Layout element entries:
--- begin ---

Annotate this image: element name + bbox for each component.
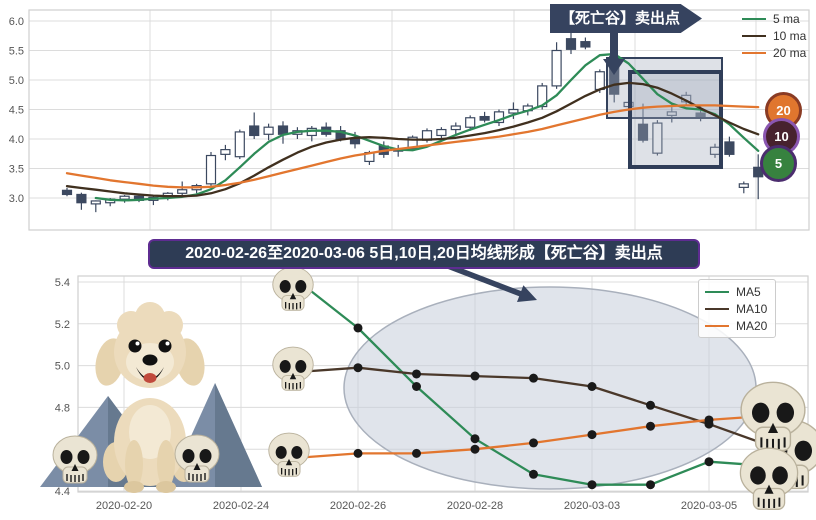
svg-text:2020-02-26: 2020-02-26 — [330, 500, 386, 512]
svg-text:5.2: 5.2 — [55, 319, 70, 331]
legend-item-5ma: 5 ma — [742, 10, 806, 27]
line-swatch-20ma — [742, 52, 766, 54]
ma5-badge: 5 — [760, 145, 797, 182]
death-valley-chart-page: 3.03.54.04.55.05.56.0 4.44.64.85.05.25.4… — [0, 0, 816, 520]
legend-item-20ma: 20 ma — [742, 44, 806, 61]
chart-title: 2020-02-26至2020-03-06 5日,10日,20日均线形成【死亡谷… — [148, 239, 700, 269]
svg-text:5.4: 5.4 — [55, 277, 70, 289]
skull-icon — [273, 347, 313, 390]
bottom-legend: MA5 MA10 MA20 — [698, 279, 776, 338]
svg-text:2020-03-03: 2020-03-03 — [564, 500, 620, 512]
banner-text: 【死亡谷】卖出点 — [560, 10, 680, 27]
highlight-ellipse — [344, 287, 756, 489]
legend-label: MA10 — [736, 302, 767, 316]
svg-text:5.0: 5.0 — [55, 361, 70, 373]
legend-label: 20 ma — [773, 46, 806, 60]
svg-text:3.0: 3.0 — [9, 193, 24, 205]
legend-label: MA20 — [736, 319, 767, 333]
svg-text:5.0: 5.0 — [9, 75, 24, 87]
legend-item-10ma: 10 ma — [742, 27, 806, 44]
death-valley-banner: 【死亡谷】卖出点 — [550, 4, 702, 33]
line-swatch-ma5 — [705, 291, 729, 293]
legend-item-ma5: MA5 — [705, 283, 767, 300]
line-swatch-ma20 — [705, 325, 729, 327]
svg-text:4.5: 4.5 — [9, 105, 24, 117]
legend-label: MA5 — [736, 285, 761, 299]
svg-text:2020-02-28: 2020-02-28 — [447, 500, 503, 512]
legend-label: 5 ma — [773, 12, 800, 26]
legend-item-ma20: MA20 — [705, 317, 767, 334]
line-swatch-5ma — [742, 18, 766, 20]
legend-item-ma10: MA10 — [705, 300, 767, 317]
top-legend: 5 ma 10 ma 20 ma — [742, 10, 806, 61]
line-swatch-ma10 — [705, 308, 729, 310]
svg-text:2020-02-24: 2020-02-24 — [213, 500, 269, 512]
svg-text:4.4: 4.4 — [55, 486, 70, 498]
svg-text:3.5: 3.5 — [9, 164, 24, 176]
svg-text:4.8: 4.8 — [55, 402, 70, 414]
skull-icon — [273, 267, 313, 310]
svg-text:2020-03-05: 2020-03-05 — [681, 500, 737, 512]
highlight-box-inner — [630, 72, 721, 167]
line-swatch-10ma — [742, 35, 766, 37]
svg-text:6.0: 6.0 — [9, 16, 24, 28]
svg-text:2020-02-20: 2020-02-20 — [96, 500, 152, 512]
svg-text:5.5: 5.5 — [9, 46, 24, 58]
skull-stack-illustration — [740, 382, 816, 509]
legend-label: 10 ma — [773, 29, 806, 43]
skull-icon — [269, 433, 309, 476]
svg-text:4.0: 4.0 — [9, 134, 24, 146]
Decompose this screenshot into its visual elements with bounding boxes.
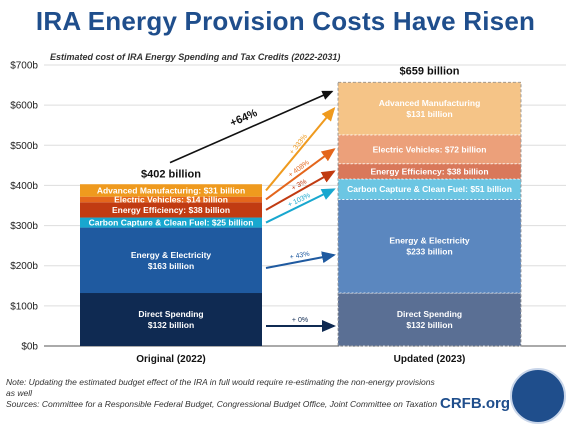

--- end ---

**Stated task:** Reproduce every one of the items above line by line without changing anything, and leave the pictures out.

**Task solution:**
Annotate this image: element name + bbox for each component.
svg-text:2020-02-26: 2020-02-26 — [330, 500, 386, 512]
svg-text:5.2: 5.2 — [55, 319, 70, 331]
legend-item-5ma: 5 ma — [742, 10, 806, 27]
line-swatch-20ma — [742, 52, 766, 54]
ma5-badge: 5 — [760, 145, 797, 182]
death-valley-chart-page: 3.03.54.04.55.05.56.0 4.44.64.85.05.25.4… — [0, 0, 816, 520]
legend-item-20ma: 20 ma — [742, 44, 806, 61]
chart-title: 2020-02-26至2020-03-06 5日,10日,20日均线形成【死亡谷… — [148, 239, 700, 269]
svg-text:5.4: 5.4 — [55, 277, 70, 289]
skull-icon — [273, 347, 313, 390]
bottom-legend: MA5 MA10 MA20 — [698, 279, 776, 338]
svg-text:2020-03-03: 2020-03-03 — [564, 500, 620, 512]
banner-text: 【死亡谷】卖出点 — [560, 10, 680, 27]
highlight-ellipse — [344, 287, 756, 489]
legend-label: MA10 — [736, 302, 767, 316]
svg-text:5.0: 5.0 — [55, 361, 70, 373]
legend-label: 20 ma — [773, 46, 806, 60]
svg-text:3.0: 3.0 — [9, 193, 24, 205]
legend-label: MA20 — [736, 319, 767, 333]
svg-text:5.0: 5.0 — [9, 75, 24, 87]
legend-item-10ma: 10 ma — [742, 27, 806, 44]
death-valley-banner: 【死亡谷】卖出点 — [550, 4, 702, 33]
line-swatch-ma5 — [705, 291, 729, 293]
legend-item-ma5: MA5 — [705, 283, 767, 300]
line-swatch-ma20 — [705, 325, 729, 327]
svg-text:4.5: 4.5 — [9, 105, 24, 117]
legend-label: MA5 — [736, 285, 761, 299]
svg-text:2020-02-28: 2020-02-28 — [447, 500, 503, 512]
legend-label: 5 ma — [773, 12, 800, 26]
legend-item-ma20: MA20 — [705, 317, 767, 334]
line-swatch-5ma — [742, 18, 766, 20]
legend-item-ma10: MA10 — [705, 300, 767, 317]
top-legend: 5 ma 10 ma 20 ma — [742, 10, 806, 61]
line-swatch-ma10 — [705, 308, 729, 310]
svg-text:2020-02-24: 2020-02-24 — [213, 500, 269, 512]
svg-text:4.4: 4.4 — [55, 486, 70, 498]
svg-text:3.5: 3.5 — [9, 164, 24, 176]
svg-text:4.8: 4.8 — [55, 402, 70, 414]
skull-icon — [273, 267, 313, 310]
svg-text:2020-03-05: 2020-03-05 — [681, 500, 737, 512]
highlight-box-inner — [630, 72, 721, 167]
line-swatch-10ma — [742, 35, 766, 37]
svg-text:6.0: 6.0 — [9, 16, 24, 28]
svg-text:2020-02-20: 2020-02-20 — [96, 500, 152, 512]
svg-text:5.5: 5.5 — [9, 46, 24, 58]
skull-stack-illustration — [740, 382, 816, 509]
legend-label: 10 ma — [773, 29, 806, 43]
skull-icon — [269, 433, 309, 476]
svg-text:4.0: 4.0 — [9, 134, 24, 146]
Decompose this screenshot into its visual elements with bounding boxes.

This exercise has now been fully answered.